> [Written exercise]: Return all lines where the word "true" can be found.

> [Source material]:
++++

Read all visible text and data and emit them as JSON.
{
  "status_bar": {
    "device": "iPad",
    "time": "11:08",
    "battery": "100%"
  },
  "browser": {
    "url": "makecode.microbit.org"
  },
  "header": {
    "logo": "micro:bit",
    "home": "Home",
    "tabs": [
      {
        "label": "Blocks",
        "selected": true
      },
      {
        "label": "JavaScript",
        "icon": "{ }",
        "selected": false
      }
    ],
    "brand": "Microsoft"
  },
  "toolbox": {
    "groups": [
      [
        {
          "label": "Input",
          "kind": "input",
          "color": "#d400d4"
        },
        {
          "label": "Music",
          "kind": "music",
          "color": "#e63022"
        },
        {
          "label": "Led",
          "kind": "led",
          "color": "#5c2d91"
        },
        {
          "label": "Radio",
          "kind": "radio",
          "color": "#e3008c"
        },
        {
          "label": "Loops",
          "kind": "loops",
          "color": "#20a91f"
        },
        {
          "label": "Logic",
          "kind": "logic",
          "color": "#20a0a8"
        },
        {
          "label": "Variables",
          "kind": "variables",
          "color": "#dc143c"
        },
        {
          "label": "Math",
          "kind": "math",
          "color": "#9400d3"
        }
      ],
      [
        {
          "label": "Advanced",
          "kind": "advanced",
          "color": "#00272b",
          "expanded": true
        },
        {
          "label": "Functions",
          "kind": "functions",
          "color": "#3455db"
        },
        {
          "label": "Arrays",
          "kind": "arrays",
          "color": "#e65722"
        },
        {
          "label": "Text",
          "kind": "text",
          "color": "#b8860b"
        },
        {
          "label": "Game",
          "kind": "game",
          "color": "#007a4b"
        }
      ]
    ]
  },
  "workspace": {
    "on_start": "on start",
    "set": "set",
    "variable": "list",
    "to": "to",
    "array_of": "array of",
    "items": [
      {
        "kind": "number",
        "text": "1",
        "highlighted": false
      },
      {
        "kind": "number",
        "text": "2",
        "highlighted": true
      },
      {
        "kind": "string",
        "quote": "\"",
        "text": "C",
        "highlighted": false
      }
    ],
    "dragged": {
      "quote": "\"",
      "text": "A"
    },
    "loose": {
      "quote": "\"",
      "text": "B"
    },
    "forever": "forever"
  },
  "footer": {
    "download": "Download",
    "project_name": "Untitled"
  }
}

++++

> [Exercise solution]:
        "selected": true
          "expanded": true
        "highlighted": true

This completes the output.